TASK INPUTS:
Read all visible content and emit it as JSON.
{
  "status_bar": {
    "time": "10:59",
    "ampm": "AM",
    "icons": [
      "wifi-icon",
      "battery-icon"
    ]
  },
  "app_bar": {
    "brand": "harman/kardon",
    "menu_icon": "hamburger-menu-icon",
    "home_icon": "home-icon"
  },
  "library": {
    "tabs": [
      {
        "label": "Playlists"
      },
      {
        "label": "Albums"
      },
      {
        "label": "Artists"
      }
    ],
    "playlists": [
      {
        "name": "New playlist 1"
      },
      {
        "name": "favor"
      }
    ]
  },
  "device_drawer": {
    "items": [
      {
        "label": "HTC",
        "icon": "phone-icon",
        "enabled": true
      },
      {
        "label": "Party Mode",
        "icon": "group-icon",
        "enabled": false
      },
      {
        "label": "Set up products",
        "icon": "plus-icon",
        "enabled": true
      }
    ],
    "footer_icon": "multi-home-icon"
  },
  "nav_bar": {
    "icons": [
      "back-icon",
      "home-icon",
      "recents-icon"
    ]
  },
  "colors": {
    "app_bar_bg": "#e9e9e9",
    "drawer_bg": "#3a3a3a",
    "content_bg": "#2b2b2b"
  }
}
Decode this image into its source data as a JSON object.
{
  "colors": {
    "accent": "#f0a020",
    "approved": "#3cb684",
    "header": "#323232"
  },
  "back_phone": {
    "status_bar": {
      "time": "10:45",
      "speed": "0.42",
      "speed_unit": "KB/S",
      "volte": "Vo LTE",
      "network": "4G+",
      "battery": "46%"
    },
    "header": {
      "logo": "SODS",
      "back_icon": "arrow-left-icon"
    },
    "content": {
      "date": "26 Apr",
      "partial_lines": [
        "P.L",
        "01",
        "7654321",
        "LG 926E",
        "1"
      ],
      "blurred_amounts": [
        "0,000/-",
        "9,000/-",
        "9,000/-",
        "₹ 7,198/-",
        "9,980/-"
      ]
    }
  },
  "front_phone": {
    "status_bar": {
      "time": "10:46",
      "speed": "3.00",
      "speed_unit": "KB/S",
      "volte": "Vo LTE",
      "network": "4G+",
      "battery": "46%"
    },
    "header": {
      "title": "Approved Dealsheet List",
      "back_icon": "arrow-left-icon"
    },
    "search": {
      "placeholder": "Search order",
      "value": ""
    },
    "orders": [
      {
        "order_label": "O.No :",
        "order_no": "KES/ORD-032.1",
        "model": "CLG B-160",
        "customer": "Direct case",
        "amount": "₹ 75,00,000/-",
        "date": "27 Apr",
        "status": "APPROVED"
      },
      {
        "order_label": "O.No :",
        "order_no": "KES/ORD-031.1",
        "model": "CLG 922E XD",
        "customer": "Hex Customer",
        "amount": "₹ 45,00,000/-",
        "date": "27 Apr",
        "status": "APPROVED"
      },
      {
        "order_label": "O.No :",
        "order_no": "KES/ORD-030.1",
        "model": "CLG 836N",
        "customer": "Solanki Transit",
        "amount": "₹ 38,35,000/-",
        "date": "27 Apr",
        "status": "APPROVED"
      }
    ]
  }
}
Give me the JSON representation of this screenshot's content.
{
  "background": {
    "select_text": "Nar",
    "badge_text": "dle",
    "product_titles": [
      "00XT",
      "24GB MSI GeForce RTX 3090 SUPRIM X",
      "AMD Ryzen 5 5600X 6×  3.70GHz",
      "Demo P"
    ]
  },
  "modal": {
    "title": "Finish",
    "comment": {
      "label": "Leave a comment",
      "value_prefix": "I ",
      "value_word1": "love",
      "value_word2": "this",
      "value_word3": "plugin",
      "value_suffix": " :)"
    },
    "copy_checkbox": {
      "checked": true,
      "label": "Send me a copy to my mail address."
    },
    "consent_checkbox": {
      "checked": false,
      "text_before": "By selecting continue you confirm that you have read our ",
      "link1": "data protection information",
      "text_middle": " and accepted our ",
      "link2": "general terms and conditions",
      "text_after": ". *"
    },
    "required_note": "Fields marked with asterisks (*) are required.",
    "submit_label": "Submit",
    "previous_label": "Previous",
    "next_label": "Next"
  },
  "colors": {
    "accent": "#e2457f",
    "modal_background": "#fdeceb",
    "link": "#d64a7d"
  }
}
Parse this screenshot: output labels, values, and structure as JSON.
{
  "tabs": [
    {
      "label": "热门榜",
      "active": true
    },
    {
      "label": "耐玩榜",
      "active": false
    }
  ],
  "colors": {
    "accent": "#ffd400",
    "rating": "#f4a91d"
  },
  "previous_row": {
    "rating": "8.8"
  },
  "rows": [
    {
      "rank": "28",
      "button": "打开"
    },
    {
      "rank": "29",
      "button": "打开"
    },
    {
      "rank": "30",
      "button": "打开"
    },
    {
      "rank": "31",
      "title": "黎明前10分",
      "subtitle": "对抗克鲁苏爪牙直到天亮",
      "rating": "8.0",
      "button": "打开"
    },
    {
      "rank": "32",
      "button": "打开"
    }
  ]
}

OBJECTIVE:
Give the entries again in full, exactly as they are written.

ANSWER FOR THIS EXERCISE:
Read all visible content and emit it as JSON.
{
  "status_bar": {
    "time": "10:59",
    "ampm": "AM",
    "icons": [
      "wifi-icon",
      "battery-icon"
    ]
  },
  "app_bar": {
    "brand": "harman/kardon",
    "menu_icon": "hamburger-menu-icon",
    "home_icon": "home-icon"
  },
  "library": {
    "tabs": [
      {
        "label": "Playlists"
      },
      {
        "label": "Albums"
      },
      {
        "label": "Artists"
      }
    ],
    "playlists": [
      {
        "name": "New playlist 1"
      },
      {
        "name": "favor"
      }
    ]
  },
  "device_drawer": {
    "items": [
      {
        "label": "HTC",
        "icon": "phone-icon",
        "enabled": true
      },
      {
        "label": "Party Mode",
        "icon": "group-icon",
        "enabled": false
      },
      {
        "label": "Set up products",
        "icon": "plus-icon",
        "enabled": true
      }
    ],
    "footer_icon": "multi-home-icon"
  },
  "nav_bar": {
    "icons": [
      "back-icon",
      "home-icon",
      "recents-icon"
    ]
  },
  "colors": {
    "app_bar_bg": "#e9e9e9",
    "drawer_bg": "#3a3a3a",
    "content_bg": "#2b2b2b"
  }
}
Decode this image into its source data as a JSON object.
{
  "colors": {
    "accent": "#f0a020",
    "approved": "#3cb684",
    "header": "#323232"
  },
  "back_phone": {
    "status_bar": {
      "time": "10:45",
      "speed": "0.42",
      "speed_unit": "KB/S",
      "volte": "Vo LTE",
      "network": "4G+",
      "battery": "46%"
    },
    "header": {
      "logo": "SODS",
      "back_icon": "arrow-left-icon"
    },
    "content": {
      "date": "26 Apr",
      "partial_lines": [
        "P.L",
        "01",
        "7654321",
        "LG 926E",
        "1"
      ],
      "blurred_amounts": [
        "0,000/-",
        "9,000/-",
        "9,000/-",
        "₹ 7,198/-",
        "9,980/-"
      ]
    }
  },
  "front_phone": {
    "status_bar": {
      "time": "10:46",
      "speed": "3.00",
      "speed_unit": "KB/S",
      "volte": "Vo LTE",
      "network": "4G+",
      "battery": "46%"
    },
    "header": {
      "title": "Approved Dealsheet List",
      "back_icon": "arrow-left-icon"
    },
    "search": {
      "placeholder": "Search order",
      "value": ""
    },
    "orders": [
      {
        "order_label": "O.No :",
        "order_no": "KES/ORD-032.1",
        "model": "CLG B-160",
        "customer": "Direct case",
        "amount": "₹ 75,00,000/-",
        "date": "27 Apr",
        "status": "APPROVED"
      },
      {
        "order_label": "O.No :",
        "order_no": "KES/ORD-031.1",
        "model": "CLG 922E XD",
        "customer": "Hex Customer",
        "amount": "₹ 45,00,000/-",
        "date": "27 Apr",
        "status": "APPROVED"
      },
      {
        "order_label": "O.No :",
        "order_no": "KES/ORD-030.1",
        "model": "CLG 836N",
        "customer": "Solanki Transit",
        "amount": "₹ 38,35,000/-",
        "date": "27 Apr",
        "status": "APPROVED"
      }
    ]
  }
}
Give me the JSON representation of this screenshot's content.
{
  "background": {
    "select_text": "Nar",
    "badge_text": "dle",
    "product_titles": [
      "00XT",
      "24GB MSI GeForce RTX 3090 SUPRIM X",
      "AMD Ryzen 5 5600X 6×  3.70GHz",
      "Demo P"
    ]
  },
  "modal": {
    "title": "Finish",
    "comment": {
      "label": "Leave a comment",
      "value_prefix": "I ",
      "value_word1": "love",
      "value_word2": "this",
      "value_word3": "plugin",
      "value_suffix": " :)"
    },
    "copy_checkbox": {
      "checked": true,
      "label": "Send me a copy to my mail address."
    },
    "consent_checkbox": {
      "checked": false,
      "text_before": "By selecting continue you confirm that you have read our ",
      "link1": "data protection information",
      "text_middle": " and accepted our ",
      "link2": "general terms and conditions",
      "text_after": ". *"
    },
    "required_note": "Fields marked with asterisks (*) are required.",
    "submit_label": "Submit",
    "previous_label": "Previous",
    "next_label": "Next"
  },
  "colors": {
    "accent": "#e2457f",
    "modal_background": "#fdeceb",
    "link": "#d64a7d"
  }
}
Parse this screenshot: output labels, values, and structure as JSON.
{
  "tabs": [
    {
      "label": "热门榜",
      "active": true
    },
    {
      "label": "耐玩榜",
      "active": false
    }
  ],
  "colors": {
    "accent": "#ffd400",
    "rating": "#f4a91d"
  },
  "previous_row": {
    "rating": "8.8"
  },
  "rows": [
    {
      "rank": "28",
      "button": "打开"
    },
    {
      "rank": "29",
      "button": "打开"
    },
    {
      "rank": "30",
      "button": "打开"
    },
    {
      "rank": "31",
      "title": "黎明前10分",
      "subtitle": "对抗克鲁苏爪牙直到天亮",
      "rating": "8.0",
      "button": "打开"
    },
    {
      "rank": "32",
      "button": "打开"
    }
  ]
}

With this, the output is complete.